EXERCISE OBJECTIVE
Every line that contains the word "Precision" should be copied.

Figure record extracts:
--

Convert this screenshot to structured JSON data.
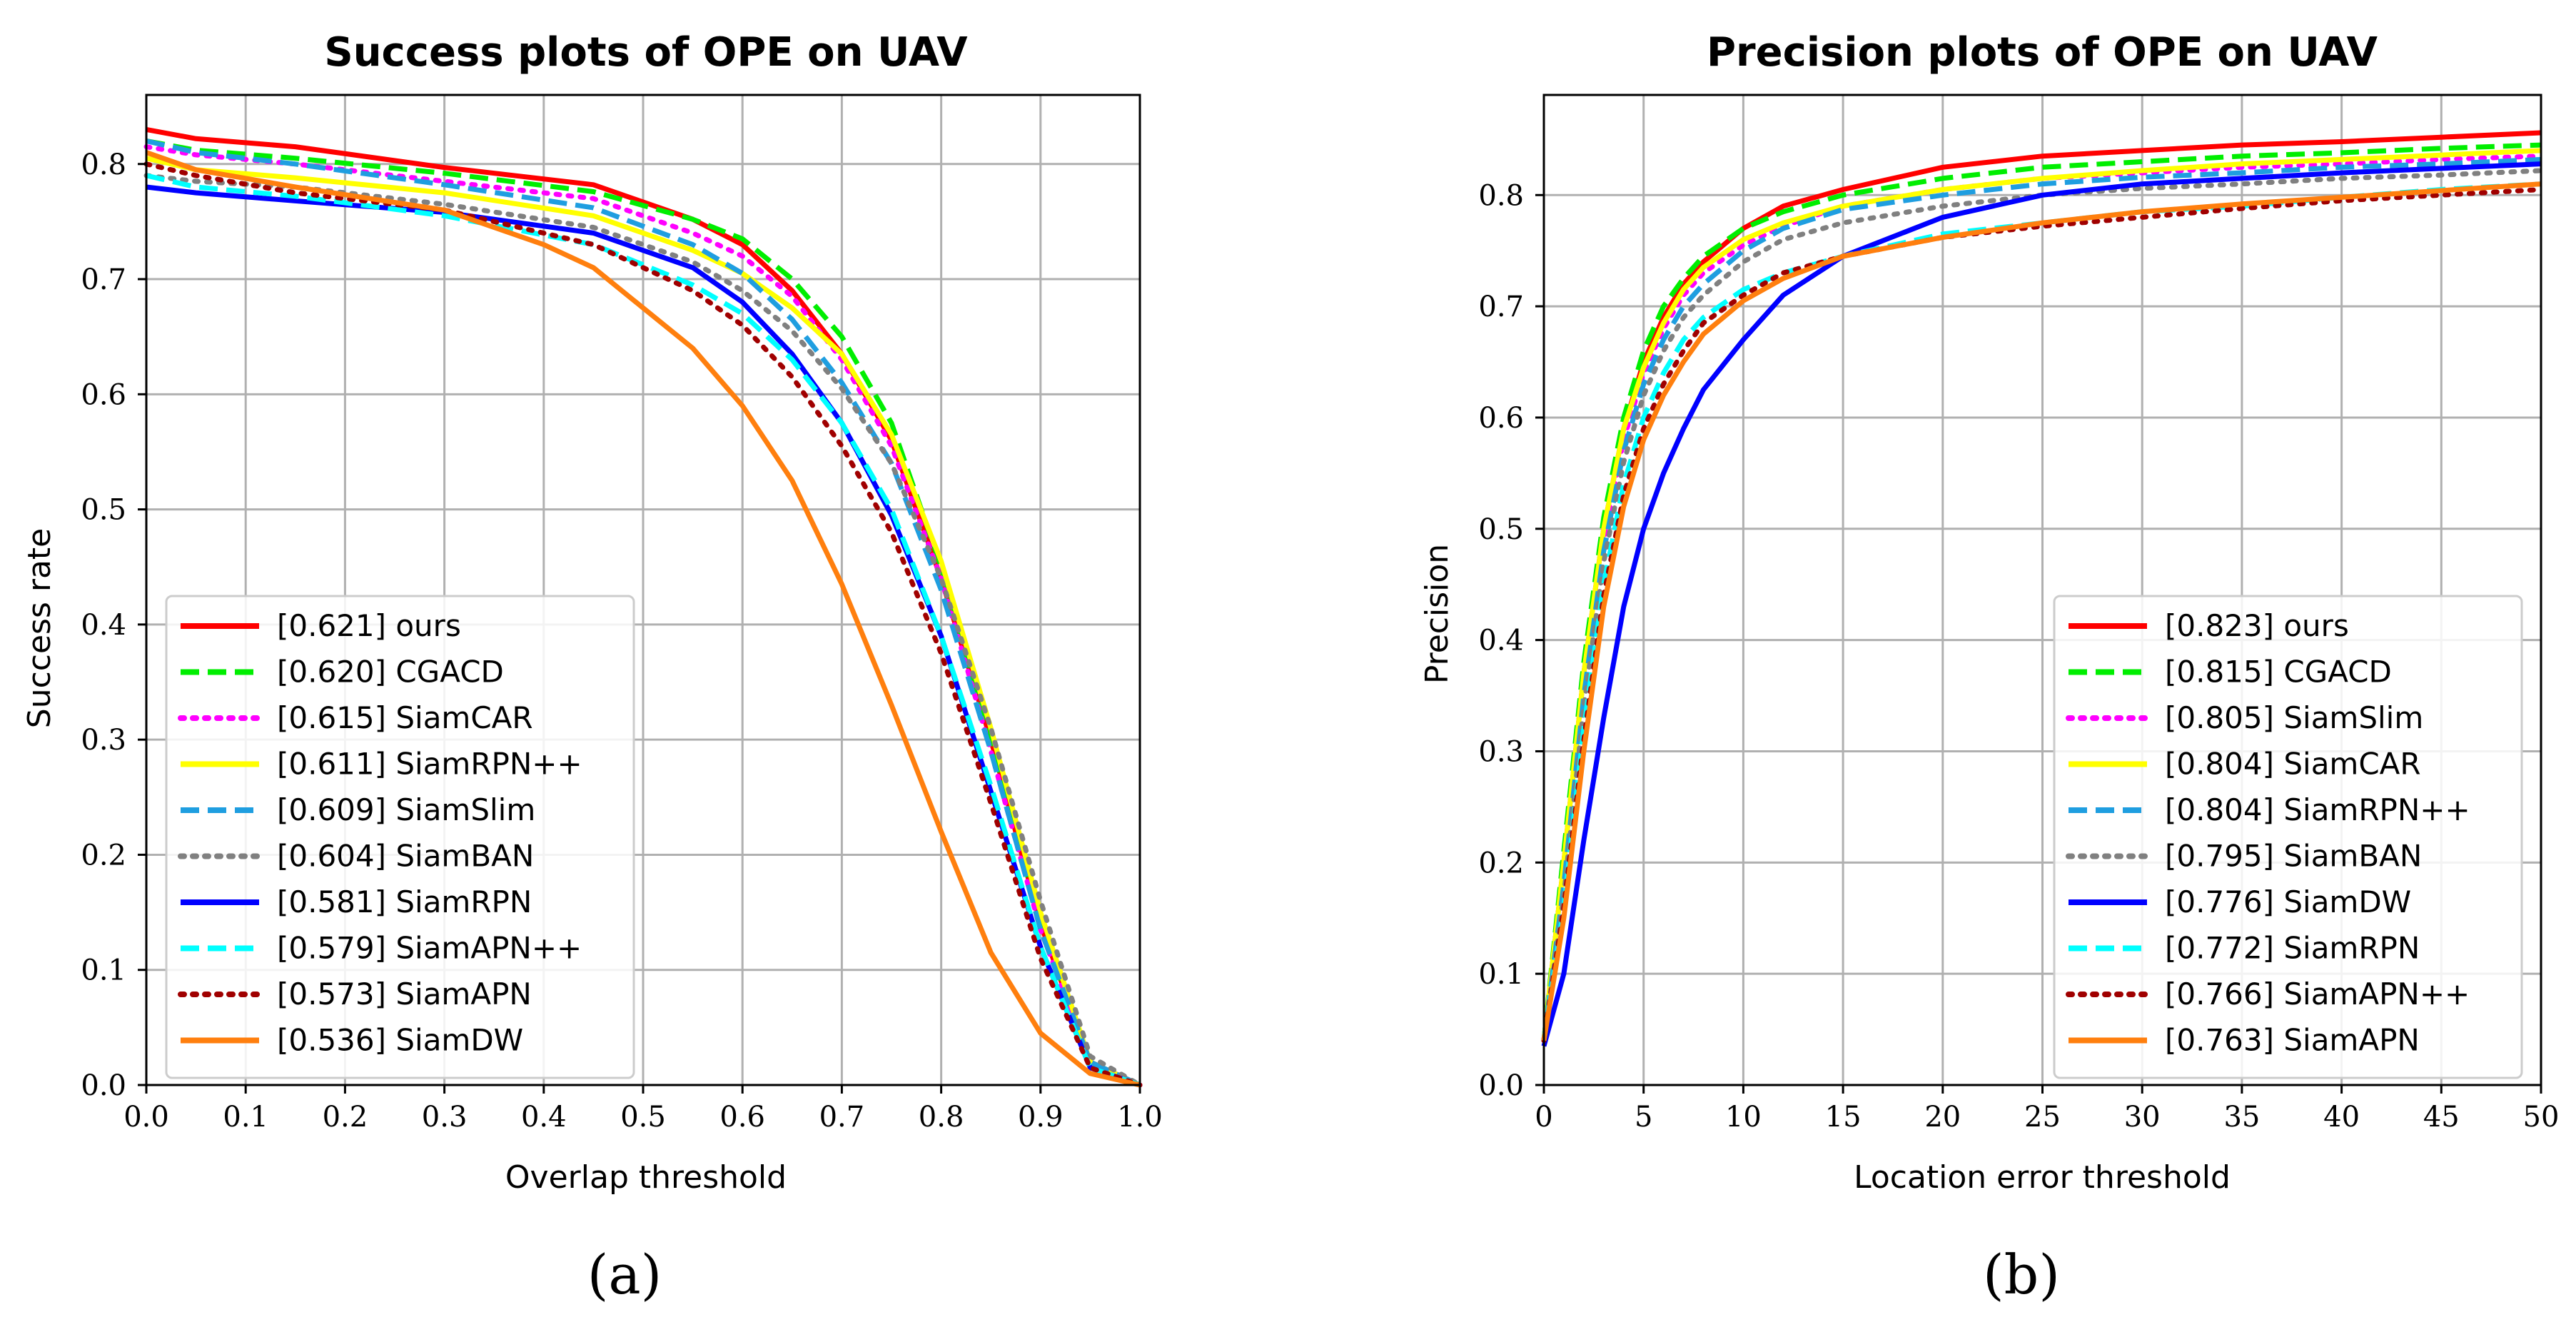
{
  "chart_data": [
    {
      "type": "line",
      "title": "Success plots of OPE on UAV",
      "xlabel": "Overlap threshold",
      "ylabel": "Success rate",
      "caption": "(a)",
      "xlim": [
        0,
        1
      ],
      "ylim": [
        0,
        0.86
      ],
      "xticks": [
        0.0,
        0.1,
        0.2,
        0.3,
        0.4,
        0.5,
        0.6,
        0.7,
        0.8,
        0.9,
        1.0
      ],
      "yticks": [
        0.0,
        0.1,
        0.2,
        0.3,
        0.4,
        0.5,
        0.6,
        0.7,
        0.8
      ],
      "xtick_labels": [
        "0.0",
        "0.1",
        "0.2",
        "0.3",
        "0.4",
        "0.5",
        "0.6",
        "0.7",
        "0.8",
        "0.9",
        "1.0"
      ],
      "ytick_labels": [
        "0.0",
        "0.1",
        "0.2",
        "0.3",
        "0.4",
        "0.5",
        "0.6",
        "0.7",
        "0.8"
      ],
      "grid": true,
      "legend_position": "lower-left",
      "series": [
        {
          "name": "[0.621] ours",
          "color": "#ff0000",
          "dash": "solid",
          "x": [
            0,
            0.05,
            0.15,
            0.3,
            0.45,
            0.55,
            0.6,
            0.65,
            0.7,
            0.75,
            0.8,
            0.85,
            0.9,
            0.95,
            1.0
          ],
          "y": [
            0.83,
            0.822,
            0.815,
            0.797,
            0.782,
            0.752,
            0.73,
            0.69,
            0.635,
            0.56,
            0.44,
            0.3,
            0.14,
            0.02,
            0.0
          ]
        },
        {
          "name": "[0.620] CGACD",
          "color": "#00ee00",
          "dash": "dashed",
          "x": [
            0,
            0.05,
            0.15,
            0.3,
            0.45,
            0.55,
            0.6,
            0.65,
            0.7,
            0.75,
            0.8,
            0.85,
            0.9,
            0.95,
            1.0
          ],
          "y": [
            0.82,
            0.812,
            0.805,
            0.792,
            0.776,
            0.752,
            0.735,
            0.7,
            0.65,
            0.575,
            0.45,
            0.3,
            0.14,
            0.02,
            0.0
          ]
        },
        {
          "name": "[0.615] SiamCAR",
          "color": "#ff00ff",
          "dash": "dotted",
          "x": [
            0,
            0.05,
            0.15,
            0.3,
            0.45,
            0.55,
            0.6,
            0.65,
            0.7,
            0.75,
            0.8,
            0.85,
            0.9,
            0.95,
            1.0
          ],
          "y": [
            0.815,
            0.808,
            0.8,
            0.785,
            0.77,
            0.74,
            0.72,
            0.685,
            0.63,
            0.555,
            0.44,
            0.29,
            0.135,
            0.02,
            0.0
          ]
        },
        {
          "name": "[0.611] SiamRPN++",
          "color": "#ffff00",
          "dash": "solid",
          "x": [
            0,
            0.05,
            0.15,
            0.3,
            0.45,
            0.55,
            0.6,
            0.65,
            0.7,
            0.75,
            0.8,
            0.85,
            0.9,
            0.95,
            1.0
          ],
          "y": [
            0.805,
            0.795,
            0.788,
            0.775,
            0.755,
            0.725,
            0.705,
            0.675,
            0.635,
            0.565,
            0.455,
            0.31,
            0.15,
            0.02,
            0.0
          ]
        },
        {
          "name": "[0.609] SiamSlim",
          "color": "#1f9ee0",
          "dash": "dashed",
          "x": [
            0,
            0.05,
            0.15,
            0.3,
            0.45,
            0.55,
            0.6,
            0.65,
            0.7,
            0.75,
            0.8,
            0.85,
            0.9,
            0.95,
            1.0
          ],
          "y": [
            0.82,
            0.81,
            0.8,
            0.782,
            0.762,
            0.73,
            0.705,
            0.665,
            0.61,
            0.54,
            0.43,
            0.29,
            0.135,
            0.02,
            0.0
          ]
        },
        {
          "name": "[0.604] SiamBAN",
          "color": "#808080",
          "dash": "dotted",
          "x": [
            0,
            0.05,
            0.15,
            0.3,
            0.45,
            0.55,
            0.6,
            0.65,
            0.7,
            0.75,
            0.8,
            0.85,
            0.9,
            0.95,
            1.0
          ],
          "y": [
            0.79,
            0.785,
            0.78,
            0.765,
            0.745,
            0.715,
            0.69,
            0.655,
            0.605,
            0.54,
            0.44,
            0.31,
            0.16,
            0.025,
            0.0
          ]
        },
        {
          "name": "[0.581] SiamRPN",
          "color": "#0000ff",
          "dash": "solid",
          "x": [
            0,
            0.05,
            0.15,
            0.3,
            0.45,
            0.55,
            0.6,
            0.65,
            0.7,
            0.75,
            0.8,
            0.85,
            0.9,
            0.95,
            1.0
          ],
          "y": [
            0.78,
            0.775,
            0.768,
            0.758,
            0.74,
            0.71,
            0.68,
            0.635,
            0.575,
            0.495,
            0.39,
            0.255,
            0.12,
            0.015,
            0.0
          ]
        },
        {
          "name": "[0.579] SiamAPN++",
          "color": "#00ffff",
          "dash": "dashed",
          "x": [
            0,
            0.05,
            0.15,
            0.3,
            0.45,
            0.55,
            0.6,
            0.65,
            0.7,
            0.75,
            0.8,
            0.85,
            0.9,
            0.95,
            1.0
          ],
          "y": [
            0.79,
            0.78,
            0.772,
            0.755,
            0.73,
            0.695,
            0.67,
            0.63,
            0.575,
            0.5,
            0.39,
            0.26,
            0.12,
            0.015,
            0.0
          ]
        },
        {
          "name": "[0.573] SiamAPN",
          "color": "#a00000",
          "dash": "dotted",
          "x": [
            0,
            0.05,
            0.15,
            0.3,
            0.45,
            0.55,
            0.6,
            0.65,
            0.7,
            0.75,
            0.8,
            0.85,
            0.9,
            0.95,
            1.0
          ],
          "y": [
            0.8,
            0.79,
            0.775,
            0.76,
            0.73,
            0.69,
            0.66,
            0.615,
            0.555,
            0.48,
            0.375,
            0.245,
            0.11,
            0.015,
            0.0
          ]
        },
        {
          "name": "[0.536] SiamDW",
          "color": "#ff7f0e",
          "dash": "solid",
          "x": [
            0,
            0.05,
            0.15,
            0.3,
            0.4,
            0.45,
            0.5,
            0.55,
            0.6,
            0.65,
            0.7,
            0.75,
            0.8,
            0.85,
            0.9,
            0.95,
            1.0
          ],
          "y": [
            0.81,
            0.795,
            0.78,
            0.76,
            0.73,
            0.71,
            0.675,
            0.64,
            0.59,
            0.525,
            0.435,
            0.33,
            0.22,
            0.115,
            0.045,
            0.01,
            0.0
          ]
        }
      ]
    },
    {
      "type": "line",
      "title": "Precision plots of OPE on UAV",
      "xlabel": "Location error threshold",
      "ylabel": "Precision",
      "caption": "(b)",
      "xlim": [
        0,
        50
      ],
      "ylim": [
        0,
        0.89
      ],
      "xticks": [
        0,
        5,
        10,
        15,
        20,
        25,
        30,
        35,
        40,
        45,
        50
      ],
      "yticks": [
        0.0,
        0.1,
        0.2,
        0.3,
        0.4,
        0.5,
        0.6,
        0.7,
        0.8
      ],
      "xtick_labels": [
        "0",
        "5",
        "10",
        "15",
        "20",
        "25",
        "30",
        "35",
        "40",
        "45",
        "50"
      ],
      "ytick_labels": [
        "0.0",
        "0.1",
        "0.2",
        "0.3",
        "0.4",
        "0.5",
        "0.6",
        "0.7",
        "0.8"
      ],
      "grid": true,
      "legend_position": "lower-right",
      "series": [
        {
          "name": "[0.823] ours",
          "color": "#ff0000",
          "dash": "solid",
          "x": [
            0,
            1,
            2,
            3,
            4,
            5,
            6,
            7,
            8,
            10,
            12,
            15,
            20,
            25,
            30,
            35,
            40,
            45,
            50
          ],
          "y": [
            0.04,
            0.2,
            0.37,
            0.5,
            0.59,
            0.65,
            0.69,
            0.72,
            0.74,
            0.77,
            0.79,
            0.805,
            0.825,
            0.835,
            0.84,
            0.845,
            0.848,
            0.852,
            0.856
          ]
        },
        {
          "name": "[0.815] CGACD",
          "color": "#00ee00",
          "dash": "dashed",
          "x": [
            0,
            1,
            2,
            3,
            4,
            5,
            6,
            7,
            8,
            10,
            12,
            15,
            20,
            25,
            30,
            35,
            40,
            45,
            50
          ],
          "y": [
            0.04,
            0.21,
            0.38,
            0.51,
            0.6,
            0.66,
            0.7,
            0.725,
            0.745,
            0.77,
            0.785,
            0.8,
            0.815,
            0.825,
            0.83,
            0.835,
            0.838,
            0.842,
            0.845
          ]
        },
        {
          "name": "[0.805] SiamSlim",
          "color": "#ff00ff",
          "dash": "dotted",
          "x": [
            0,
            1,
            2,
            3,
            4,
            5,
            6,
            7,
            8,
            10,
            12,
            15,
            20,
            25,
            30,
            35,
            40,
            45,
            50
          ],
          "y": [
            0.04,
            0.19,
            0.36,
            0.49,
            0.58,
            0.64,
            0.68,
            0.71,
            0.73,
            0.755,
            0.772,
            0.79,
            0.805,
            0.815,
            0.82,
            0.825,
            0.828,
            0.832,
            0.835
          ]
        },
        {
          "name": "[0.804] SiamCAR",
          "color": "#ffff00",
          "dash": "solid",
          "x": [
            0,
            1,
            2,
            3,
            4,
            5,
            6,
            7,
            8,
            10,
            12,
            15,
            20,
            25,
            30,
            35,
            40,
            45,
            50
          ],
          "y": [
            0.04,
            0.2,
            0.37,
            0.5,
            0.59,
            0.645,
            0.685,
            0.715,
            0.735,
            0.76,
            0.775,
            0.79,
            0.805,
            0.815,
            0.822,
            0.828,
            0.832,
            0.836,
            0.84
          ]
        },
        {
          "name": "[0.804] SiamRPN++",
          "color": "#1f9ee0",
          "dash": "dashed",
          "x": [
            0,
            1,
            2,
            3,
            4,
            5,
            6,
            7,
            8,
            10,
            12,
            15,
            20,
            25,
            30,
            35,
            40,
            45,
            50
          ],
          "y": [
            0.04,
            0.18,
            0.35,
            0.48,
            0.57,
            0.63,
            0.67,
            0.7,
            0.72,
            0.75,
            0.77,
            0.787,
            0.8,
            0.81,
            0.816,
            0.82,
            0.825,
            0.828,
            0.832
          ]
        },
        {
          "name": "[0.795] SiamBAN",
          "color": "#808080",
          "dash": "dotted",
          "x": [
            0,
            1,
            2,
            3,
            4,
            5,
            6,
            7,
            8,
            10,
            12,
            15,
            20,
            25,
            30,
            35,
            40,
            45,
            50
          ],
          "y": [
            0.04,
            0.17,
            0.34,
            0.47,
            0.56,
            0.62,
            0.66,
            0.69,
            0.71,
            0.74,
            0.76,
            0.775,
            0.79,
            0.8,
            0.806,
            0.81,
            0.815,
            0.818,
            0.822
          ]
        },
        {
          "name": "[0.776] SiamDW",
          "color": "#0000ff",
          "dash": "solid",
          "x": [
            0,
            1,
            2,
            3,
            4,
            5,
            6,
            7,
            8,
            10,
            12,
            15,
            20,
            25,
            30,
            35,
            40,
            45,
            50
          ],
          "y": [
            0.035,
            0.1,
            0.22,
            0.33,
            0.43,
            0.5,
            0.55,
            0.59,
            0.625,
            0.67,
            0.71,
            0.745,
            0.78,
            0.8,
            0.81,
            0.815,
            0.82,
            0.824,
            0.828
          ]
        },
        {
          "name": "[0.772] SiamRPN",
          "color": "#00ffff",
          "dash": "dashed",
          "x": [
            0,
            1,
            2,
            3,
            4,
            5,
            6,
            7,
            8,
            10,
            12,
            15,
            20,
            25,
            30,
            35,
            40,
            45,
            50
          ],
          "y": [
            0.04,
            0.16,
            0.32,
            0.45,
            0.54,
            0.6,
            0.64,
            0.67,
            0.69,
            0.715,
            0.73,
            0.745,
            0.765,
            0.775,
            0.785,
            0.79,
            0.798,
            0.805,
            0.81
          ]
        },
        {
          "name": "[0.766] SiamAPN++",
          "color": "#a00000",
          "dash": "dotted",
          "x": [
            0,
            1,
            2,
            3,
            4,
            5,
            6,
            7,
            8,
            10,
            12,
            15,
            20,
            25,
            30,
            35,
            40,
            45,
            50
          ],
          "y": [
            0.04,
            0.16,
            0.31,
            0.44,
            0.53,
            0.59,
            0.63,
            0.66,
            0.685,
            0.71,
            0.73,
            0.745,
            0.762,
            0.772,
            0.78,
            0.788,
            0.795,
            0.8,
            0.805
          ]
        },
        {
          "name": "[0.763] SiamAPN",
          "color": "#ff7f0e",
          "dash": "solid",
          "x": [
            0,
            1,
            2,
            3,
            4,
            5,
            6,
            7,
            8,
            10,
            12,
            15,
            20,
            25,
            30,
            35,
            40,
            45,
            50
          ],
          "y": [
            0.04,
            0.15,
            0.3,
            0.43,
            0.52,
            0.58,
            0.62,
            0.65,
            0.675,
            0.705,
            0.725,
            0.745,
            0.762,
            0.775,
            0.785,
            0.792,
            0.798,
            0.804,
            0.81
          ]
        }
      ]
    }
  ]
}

--

TASK ANSWER
      "title": "Precision plots of OPE on UAV",
      "ylabel": "Precision",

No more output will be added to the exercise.